_STATED PROBLEM_
Present every line in which the string "liberales" appears.

_INPUT MATERIAL_
==========

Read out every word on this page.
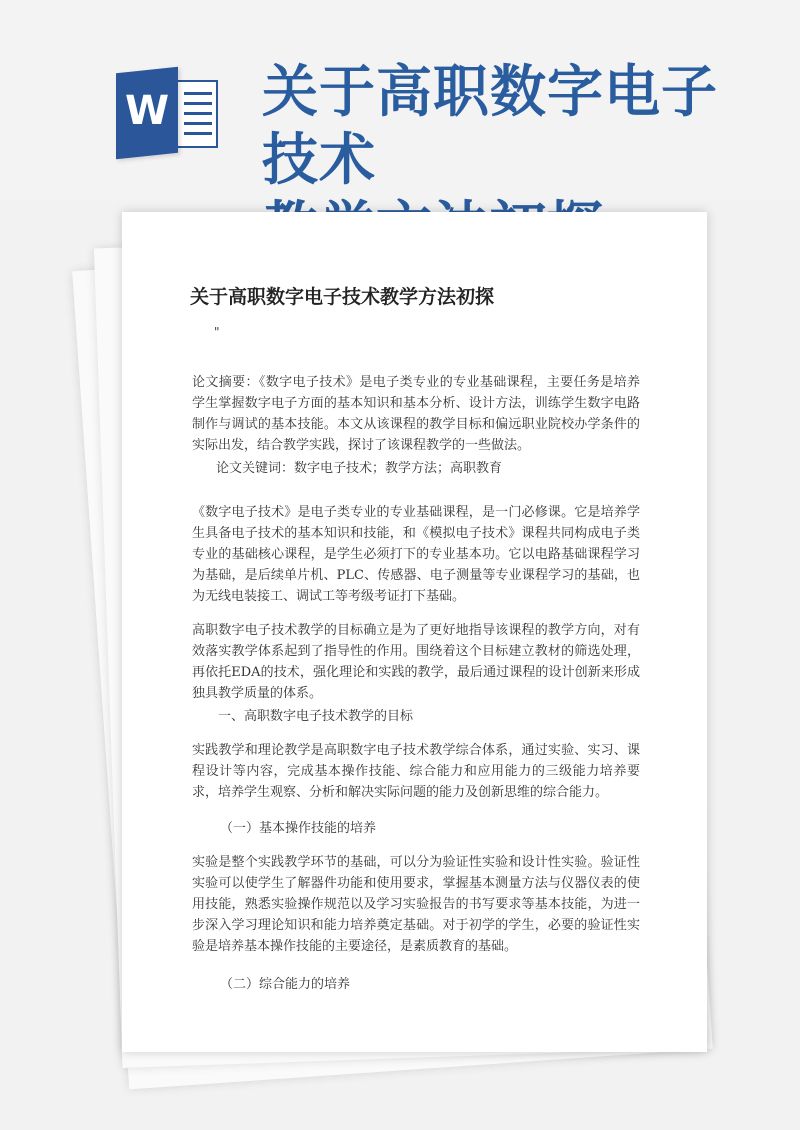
W 关于高职数字电子技术
关于高职数字电子技术教学方法初探
"

论文摘要：《数字电子技术》是电子类专业的专业基础课程，主要任务是培养学生掌握数字电子方面的基本知识和基本分析、设计方法，训练学生数字电路制作与调试的基本技能。本文从该课程的教学目标和偏远职业院校办学条件的实际出发，结合教学实践，探讨了该课程教学的一些做法。

论文关键词：数字电子技术；教学方法；高职教育

《数字电子技术》是电子类专业的专业基础课程，是一门必修课。它是培养学生具备电子技术的基本知识和技能，和《模拟电子技术》课程共同构成电子类专业的基础核心课程，是学生必须打下的专业基本功。它以电路基础课程学习为基础，是后续单片机、PLC、传感器、电子测量等专业课程学习的基础，也为无线电装接工、调试工等考级考证打下基础。

高职数字电子技术教学的目标确立是为了更好地指导该课程的教学方向，对有效落实教学体系起到了指导性的作用。围绕着这个目标建立教材的筛选处理，再依托EDA的技术，强化理论和实践的教学，最后通过课程的设计创新来形成独具教学质量的体系。

一、高职数字电子技术教学的目标

实践教学和理论教学是高职数字电子技术教学综合体系，通过实验、实习、课程设计等内容，完成基本操作技能、综合能力和应用能力的三级能力培养要求，培养学生观察、分析和解决实际问题的能力及创新思维的综合能力。

（一）基本操作技能的培养

实验是整个实践教学环节的基础，可以分为验证性实验和设计性实验。验证性实验可以使学生了解器件功能和使用要求，掌握基本测量方法与仪器仪表的使用技能，熟悉实验操作规范以及学习实验报告的书写要求等基本技能，为进一步深入学习理论知识和能力培养奠定基础。对于初学的学生，必要的验证性实验是培养基本操作技能的主要途径，是素质教育的基础。

（二）综合能力的培养
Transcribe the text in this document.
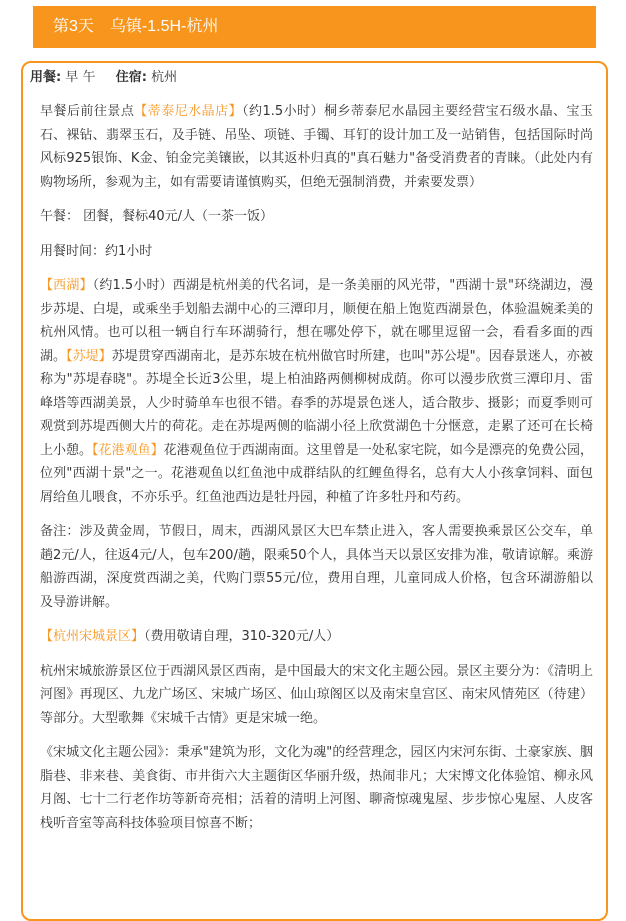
第3天 乌镇-1.5H-杭州
用餐: 早 午 住宿: 杭州

早餐后前往景点【蒂泰尼水晶店】（约1.5小时）桐乡蒂泰尼水晶园主要经营宝石级水晶、宝玉石、裸钻、翡翠玉石，及手链、吊坠、项链、手镯、耳钉的设计加工及一站销售，包括国际时尚风标925银饰、K金、铂金完美镶嵌，以其返朴归真的"真石魅力"备受消费者的青睐。（此处内有购物场所，参观为主，如有需要请谨慎购买，但绝无强制消费，并索要发票）

午餐： 团餐，餐标40元/人（一茶一饭）

用餐时间：约1小时

【西湖】（约1.5小时）西湖是杭州美的代名词，是一条美丽的风光带，"西湖十景"环绕湖边，漫步苏堤、白堤，或乘坐手划船去湖中心的三潭印月，顺便在船上饱览西湖景色，体验温婉柔美的杭州风情。也可以租一辆自行车环湖骑行，想在哪处停下，就在哪里逗留一会，看看多面的西湖。【苏堤】苏堤贯穿西湖南北，是苏东坡在杭州做官时所建，也叫"苏公堤"。因春景迷人，亦被称为"苏堤春晓"。苏堤全长近3公里，堤上柏油路两侧柳树成荫。你可以漫步欣赏三潭印月、雷峰塔等西湖美景，人少时骑单车也很不错。春季的苏堤景色迷人，适合散步、摄影；而夏季则可观赏到苏堤西侧大片的荷花。走在苏堤两侧的临湖小径上欣赏湖色十分惬意，走累了还可在长椅上小憩。【花港观鱼】花港观鱼位于西湖南面。这里曾是一处私家宅院，如今是漂亮的免费公园，位列"西湖十景"之一。花港观鱼以红鱼池中成群结队的红鲤鱼得名，总有大人小孩拿饲料、面包屑给鱼儿喂食，不亦乐乎。红鱼池西边是牡丹园，种植了许多牡丹和芍药。

备注：涉及黄金周，节假日，周末，西湖风景区大巴车禁止进入，客人需要换乘景区公交车，单趟2元/人，往返4元/人，包车200/趟，限乘50个人，具体当天以景区安排为准，敬请谅解。乘游船游西湖，深度赏西湖之美，代购门票55元/位，费用自理，儿童同成人价格，包含环湖游船以及导游讲解。

【杭州宋城景区】（费用敬请自理，310-320元/人）

杭州宋城旅游景区位于西湖风景区西南，是中国最大的宋文化主题公园。景区主要分为：《清明上河图》再现区、九龙广场区、宋城广场区、仙山琼阁区以及南宋皇宫区、南宋风情苑区（待建）等部分。大型歌舞《宋城千古情》更是宋城一绝。

《宋城文化主题公园》：秉承"建筑为形，文化为魂"的经营理念，园区内宋河东街、土豪家族、胭脂巷、非来巷、美食街、市井街六大主题街区华丽升级，热闹非凡；大宋博文化体验馆、柳永风月阁、七十二行老作坊等新奇亮相；活着的清明上河图、聊斋惊魂鬼屋、步步惊心鬼屋、人皮客栈听音室等高科技体验项目惊喜不断；
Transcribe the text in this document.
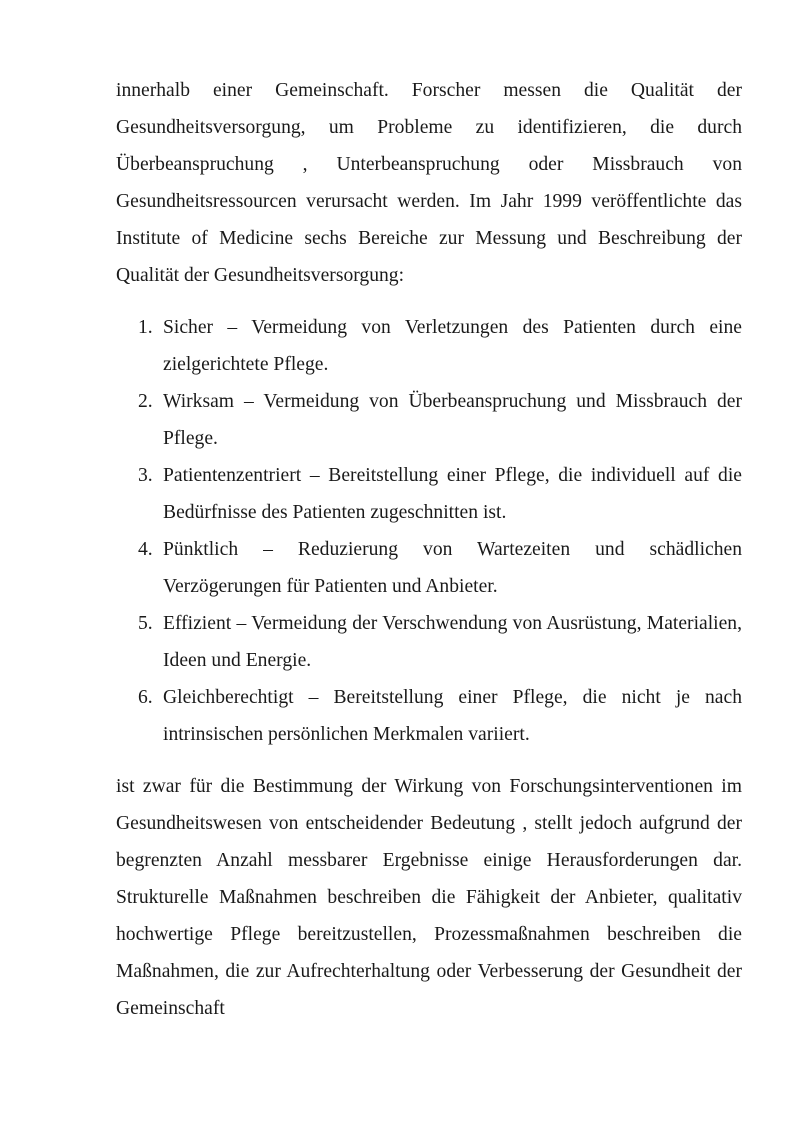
innerhalb einer Gemeinschaft. Forscher messen die Qualität der Gesundheitsversorgung, um Probleme zu identifizieren, die durch Überbeanspruchung , Unterbeanspruchung oder Missbrauch von Gesundheitsressourcen verursacht werden. Im Jahr 1999 veröffentlichte das Institute of Medicine sechs Bereiche zur Messung und Beschreibung der Qualität der Gesundheitsversorgung:

1. Sicher – Vermeidung von Verletzungen des Patienten durch eine zielgerichtete Pflege.
2. Wirksam – Vermeidung von Überbeanspruchung und Missbrauch der Pflege.
3. Patientenzentriert – Bereitstellung einer Pflege, die individuell auf die Bedürfnisse des Patienten zugeschnitten ist.
4. Pünktlich – Reduzierung von Wartezeiten und schädlichen Verzögerungen für Patienten und Anbieter.
5. Effizient – Vermeidung der Verschwendung von Ausrüstung, Materialien, Ideen und Energie.
6. Gleichberechtigt – Bereitstellung einer Pflege, die nicht je nach intrinsischen persönlichen Merkmalen variiert.

ist zwar für die Bestimmung der Wirkung von Forschungsinterventionen im Gesundheitswesen von entscheidender Bedeutung , stellt jedoch aufgrund der begrenzten Anzahl messbarer Ergebnisse einige Herausforderungen dar. Strukturelle Maßnahmen beschreiben die Fähigkeit der Anbieter, qualitativ hochwertige Pflege bereitzustellen, Prozessmaßnahmen beschreiben die Maßnahmen, die zur Aufrechterhaltung oder Verbesserung der Gesundheit der Gemeinschaft
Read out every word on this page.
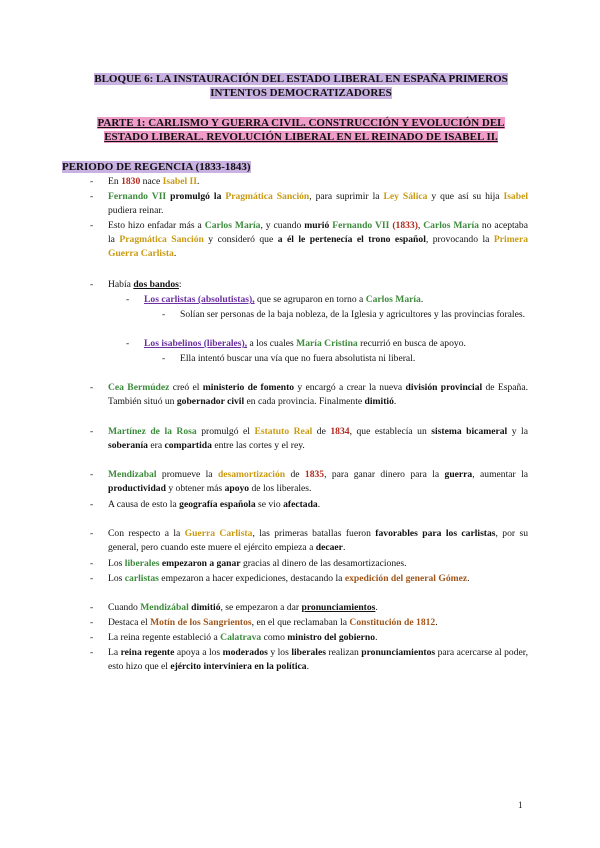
BLOQUE 6: LA INSTAURACIÓN DEL ESTADO LIBERAL EN ESPAÑA PRIMEROS
INTENTOS DEMOCRATIZADORES
PARTE 1: CARLISMO Y GUERRA CIVIL. CONSTRUCCIÓN Y EVOLUCIÓN DEL
ESTADO LIBERAL. REVOLUCIÓN LIBERAL EN EL REINADO DE ISABEL II.
PERIODO DE REGENCIA (1833-1843)
- En 1830 nace Isabel II.
- Fernando VII promulgó la Pragmática Sanción, para suprimir la Ley Sálica y que así su hija Isabel pudiera reinar.
- Esto hizo enfadar más a Carlos María, y cuando murió Fernando VII (1833), Carlos María no aceptaba la Pragmática Sanción y consideró que a él le pertenecía el trono español, provocando la Primera Guerra Carlista.
- Había dos bandos:
- Los carlistas (absolutistas), que se agruparon en torno a Carlos María.
- Solían ser personas de la baja nobleza, de la Iglesia y agricultores y las provincias forales.
- Los isabelinos (liberales), a los cuales María Cristina recurrió en busca de apoyo.
- Ella intentó buscar una vía que no fuera absolutista ni liberal.
- Cea Bermúdez creó el ministerio de fomento y encargó a crear la nueva división provincial de España. También situó un gobernador civil en cada provincia. Finalmente dimitió.
- Martínez de la Rosa promulgó el Estatuto Real de 1834, que establecía un sistema bicameral y la soberanía era compartida entre las cortes y el rey.
- Mendizabal promueve la desamortización de 1835, para ganar dinero para la guerra, aumentar la productividad y obtener más apoyo de los liberales.
- A causa de esto la geografía española se vio afectada.
- Con respecto a la Guerra Carlista, las primeras batallas fueron favorables para los carlistas, por su general, pero cuando este muere el ejército empieza a decaer.
- Los liberales empezaron a ganar gracias al dinero de las desamortizaciones.
- Los carlistas empezaron a hacer expediciones, destacando la expedición del general Gómez.
- Cuando Mendizábal dimitió, se empezaron a dar pronunciamientos.
- Destaca el Motín de los Sangrientos, en el que reclamaban la Constitución de 1812.
- La reina regente estableció a Calatrava como ministro del gobierno.
- La reina regente apoya a los moderados y los liberales realizan pronunciamientos para acercarse al poder, esto hizo que el ejército interviniera en la política.
1
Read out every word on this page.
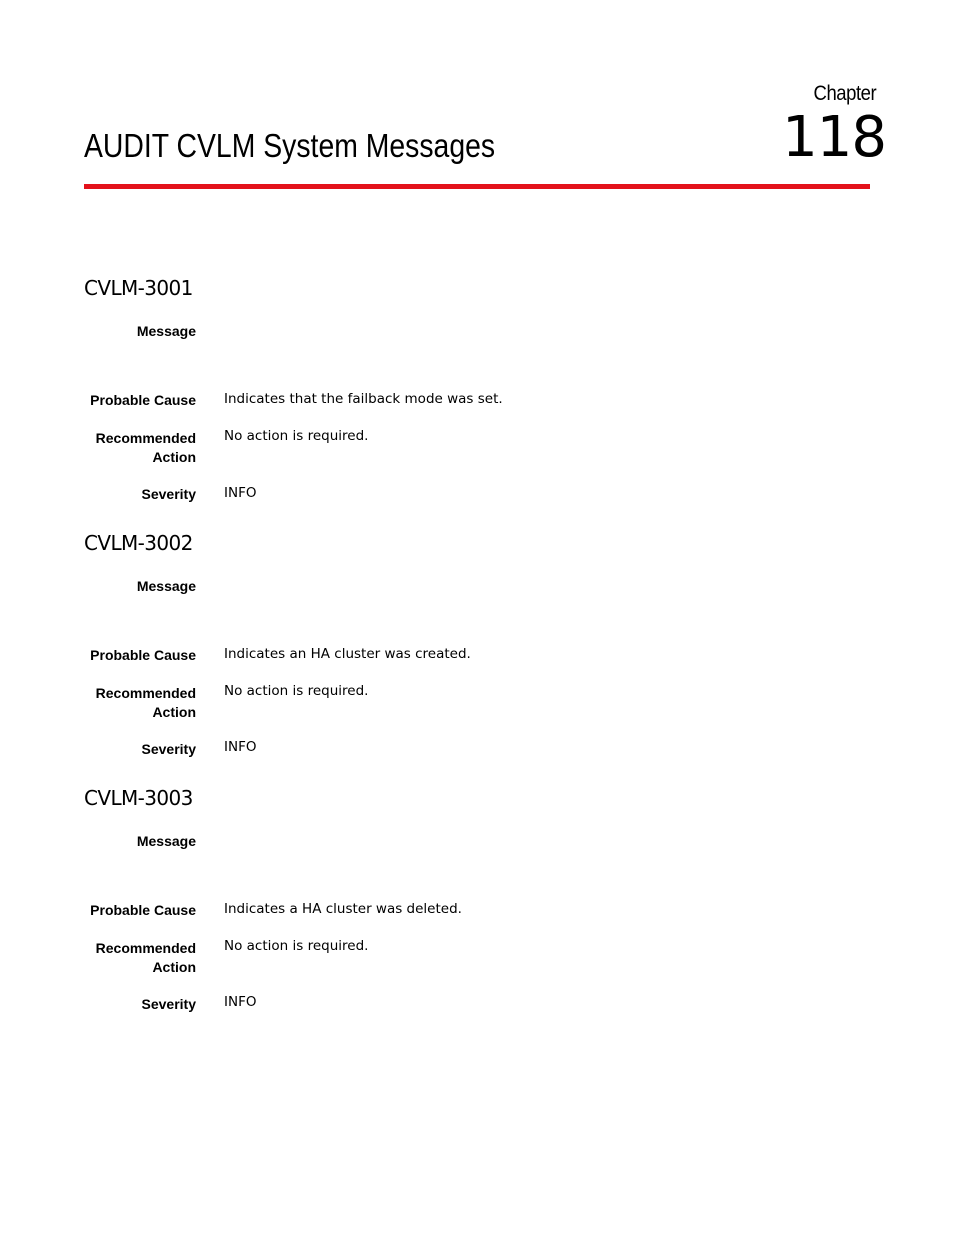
Chapter
118
AUDIT CVLM System Messages
CVLM-3001
Message
Probable Cause Indicates that the failback mode was set.
Recommended Action
No action is required.
Severity INFO
CVLM-3002
Message
Probable Cause Indicates an HA cluster was created.
Recommended Action
No action is required.
Severity INFO
CVLM-3003
Message
Probable Cause Indicates a HA cluster was deleted.
Recommended Action
No action is required.
Severity INFO
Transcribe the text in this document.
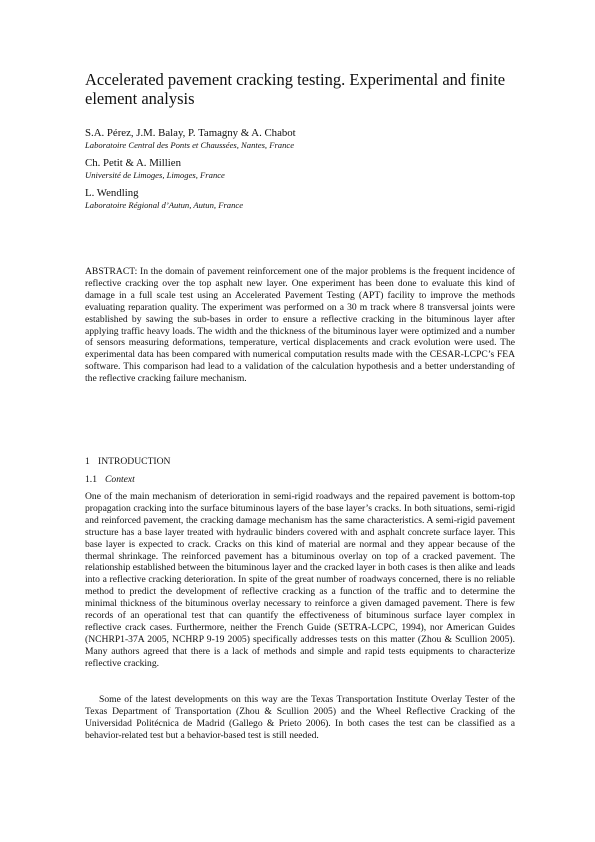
Accelerated pavement cracking testing. Experimental and finite element analysis
S.A. Pérez, J.M. Balay, P. Tamagny & A. Chabot
Laboratoire Central des Ponts et Chaussées, Nantes, France
Ch. Petit & A. Millien
Université de Limoges, Limoges, France
L. Wendling
Laboratoire Régional d’Autun, Autun, France

ABSTRACT: In the domain of pavement reinforcement one of the major problems is the frequent incidence of reflective cracking over the top asphalt new layer. One experiment has been done to evaluate this kind of damage in a full scale test using an Accelerated Pavement Testing (APT) facility to improve the methods evaluating reparation quality. The experiment was performed on a 30 m track where 8 transversal joints were established by sawing the sub-bases in order to ensure a reflective cracking in the bituminous layer after applying traffic heavy loads. The width and the thickness of the bituminous layer were optimized and a number of sensors measuring deformations, temperature, vertical displacements and crack evolution were used. The experimental data has been compared with numerical computation results made with the CESAR-LCPC’s FEA software. This comparison had lead to a validation of the calculation hypothesis and a better understanding of the reflective cracking failure mechanism.

1 INTRODUCTION
1.1 Context

One of the main mechanism of deterioration in semi-rigid roadways and the repaired pavement is bottom-top propagation cracking into the surface bituminous layers of the base layer’s cracks. In both situations, semi-rigid and reinforced pavement, the cracking damage mechanism has the same characteristics. A semi-rigid pavement structure has a base layer treated with hydraulic binders covered with and asphalt concrete surface layer. This base layer is expected to crack. Cracks on this kind of material are normal and they appear because of the thermal shrinkage. The reinforced pavement has a bituminous overlay on top of a cracked pavement. The relationship established between the bituminous layer and the cracked layer in both cases is then alike and leads into a reflective cracking deterioration. In spite of the great number of roadways concerned, there is no reliable method to predict the development of reflective cracking as a function of the traffic and to determine the minimal thickness of the bituminous overlay necessary to reinforce a given damaged pavement. There is few records of an operational test that can quantify the effectiveness of bituminous surface layer complex in reflective crack cases. Furthermore, neither the French Guide (SETRA-LCPC, 1994), nor American Guides (NCHRP1-37A 2005, NCHRP 9-19 2005) specifically addresses tests on this matter (Zhou & Scullion 2005). Many authors agreed that there is a lack of methods and simple and rapid tests equipments to characterize reflective cracking.

Some of the latest developments on this way are the Texas Transportation Institute Overlay Tester of the Texas Department of Transportation (Zhou & Scullion 2005) and the Wheel Reflective Cracking of the Universidad Politécnica de Madrid (Gallego & Prieto 2006). In both cases the test can be classified as a behavior-related test but a behavior-based test is still needed.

==========

_TASK RESPONSE_
- Los isabelinos (liberales), a los cuales María Cristina recurrió en busca de apoyo.
- Mendizabal promueve la desamortización de 1835, para ganar dinero para la guerra, aumentar la productividad y obtener más apoyo de los liberales.
- Los liberales empezaron a ganar gracias al dinero de las desamortizaciones.
- La reina regente apoya a los moderados y los liberales realizan pronunciamientos para acercarse al poder, esto hizo que el ejército interviniera en la política.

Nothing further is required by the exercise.